_Task prompt_. Extract every line of the material below and reproduce it faithfully.

_Provided information_.
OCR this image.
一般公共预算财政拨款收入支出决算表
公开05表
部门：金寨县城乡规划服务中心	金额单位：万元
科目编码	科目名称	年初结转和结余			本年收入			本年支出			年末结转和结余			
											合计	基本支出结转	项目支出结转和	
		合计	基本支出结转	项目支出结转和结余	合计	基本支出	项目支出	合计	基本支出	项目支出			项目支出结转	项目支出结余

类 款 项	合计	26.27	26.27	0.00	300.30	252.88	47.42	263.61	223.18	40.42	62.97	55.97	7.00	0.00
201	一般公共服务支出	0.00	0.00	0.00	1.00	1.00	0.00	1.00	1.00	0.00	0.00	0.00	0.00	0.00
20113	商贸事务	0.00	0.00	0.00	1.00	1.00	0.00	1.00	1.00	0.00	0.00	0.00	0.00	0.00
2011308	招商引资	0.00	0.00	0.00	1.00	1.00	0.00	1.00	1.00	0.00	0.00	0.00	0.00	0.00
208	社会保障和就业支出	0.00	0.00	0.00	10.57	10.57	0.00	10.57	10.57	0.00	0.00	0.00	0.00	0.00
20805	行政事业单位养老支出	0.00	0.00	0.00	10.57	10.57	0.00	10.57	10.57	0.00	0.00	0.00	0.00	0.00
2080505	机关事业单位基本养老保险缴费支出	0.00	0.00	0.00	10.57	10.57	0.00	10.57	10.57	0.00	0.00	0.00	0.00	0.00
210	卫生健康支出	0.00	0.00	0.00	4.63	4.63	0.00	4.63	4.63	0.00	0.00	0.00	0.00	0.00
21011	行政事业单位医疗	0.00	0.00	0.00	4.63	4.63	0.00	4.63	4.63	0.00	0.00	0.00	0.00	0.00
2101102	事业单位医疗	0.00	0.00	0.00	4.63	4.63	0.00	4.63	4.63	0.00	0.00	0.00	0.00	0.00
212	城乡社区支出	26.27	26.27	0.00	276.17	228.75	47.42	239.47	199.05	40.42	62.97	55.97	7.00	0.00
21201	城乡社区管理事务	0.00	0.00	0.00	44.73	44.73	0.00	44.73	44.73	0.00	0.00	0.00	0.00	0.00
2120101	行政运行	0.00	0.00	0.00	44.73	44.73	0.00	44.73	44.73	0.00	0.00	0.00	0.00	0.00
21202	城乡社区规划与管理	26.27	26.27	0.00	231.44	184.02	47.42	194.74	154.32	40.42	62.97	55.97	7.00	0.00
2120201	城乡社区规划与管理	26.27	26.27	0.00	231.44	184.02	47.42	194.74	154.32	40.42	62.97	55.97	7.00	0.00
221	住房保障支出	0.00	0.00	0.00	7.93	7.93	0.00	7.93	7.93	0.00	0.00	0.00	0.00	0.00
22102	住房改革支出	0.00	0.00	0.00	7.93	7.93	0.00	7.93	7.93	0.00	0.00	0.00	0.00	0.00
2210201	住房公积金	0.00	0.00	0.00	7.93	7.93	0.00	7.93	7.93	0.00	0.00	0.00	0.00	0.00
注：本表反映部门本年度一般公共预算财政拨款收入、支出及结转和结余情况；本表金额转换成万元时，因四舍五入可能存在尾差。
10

_Response to this task_.
OCR this image.
一般公共预算财政拨款收入支出决算表
公开05表
部门：金寨县城乡规划服务中心	金额单位：万元
科目编码	科目名称	年初结转和结余			本年收入			本年支出			年末结转和结余			
											合计	基本支出结转	项目支出结转和	
		合计	基本支出结转	项目支出结转和结余	合计	基本支出	项目支出	合计	基本支出	项目支出			项目支出结转	项目支出结余

类 款 项	合计	26.27	26.27	0.00	300.30	252.88	47.42	263.61	223.18	40.42	62.97	55.97	7.00	0.00
201	一般公共服务支出	0.00	0.00	0.00	1.00	1.00	0.00	1.00	1.00	0.00	0.00	0.00	0.00	0.00
20113	商贸事务	0.00	0.00	0.00	1.00	1.00	0.00	1.00	1.00	0.00	0.00	0.00	0.00	0.00
2011308	招商引资	0.00	0.00	0.00	1.00	1.00	0.00	1.00	1.00	0.00	0.00	0.00	0.00	0.00
208	社会保障和就业支出	0.00	0.00	0.00	10.57	10.57	0.00	10.57	10.57	0.00	0.00	0.00	0.00	0.00
20805	行政事业单位养老支出	0.00	0.00	0.00	10.57	10.57	0.00	10.57	10.57	0.00	0.00	0.00	0.00	0.00
2080505	机关事业单位基本养老保险缴费支出	0.00	0.00	0.00	10.57	10.57	0.00	10.57	10.57	0.00	0.00	0.00	0.00	0.00
210	卫生健康支出	0.00	0.00	0.00	4.63	4.63	0.00	4.63	4.63	0.00	0.00	0.00	0.00	0.00
21011	行政事业单位医疗	0.00	0.00	0.00	4.63	4.63	0.00	4.63	4.63	0.00	0.00	0.00	0.00	0.00
2101102	事业单位医疗	0.00	0.00	0.00	4.63	4.63	0.00	4.63	4.63	0.00	0.00	0.00	0.00	0.00
212	城乡社区支出	26.27	26.27	0.00	276.17	228.75	47.42	239.47	199.05	40.42	62.97	55.97	7.00	0.00
21201	城乡社区管理事务	0.00	0.00	0.00	44.73	44.73	0.00	44.73	44.73	0.00	0.00	0.00	0.00	0.00
2120101	行政运行	0.00	0.00	0.00	44.73	44.73	0.00	44.73	44.73	0.00	0.00	0.00	0.00	0.00
21202	城乡社区规划与管理	26.27	26.27	0.00	231.44	184.02	47.42	194.74	154.32	40.42	62.97	55.97	7.00	0.00
2120201	城乡社区规划与管理	26.27	26.27	0.00	231.44	184.02	47.42	194.74	154.32	40.42	62.97	55.97	7.00	0.00
221	住房保障支出	0.00	0.00	0.00	7.93	7.93	0.00	7.93	7.93	0.00	0.00	0.00	0.00	0.00
22102	住房改革支出	0.00	0.00	0.00	7.93	7.93	0.00	7.93	7.93	0.00	0.00	0.00	0.00	0.00
2210201	住房公积金	0.00	0.00	0.00	7.93	7.93	0.00	7.93	7.93	0.00	0.00	0.00	0.00	0.00
注：本表反映部门本年度一般公共预算财政拨款收入、支出及结转和结余情况；本表金额转换成万元时，因四舍五入可能存在尾差。
10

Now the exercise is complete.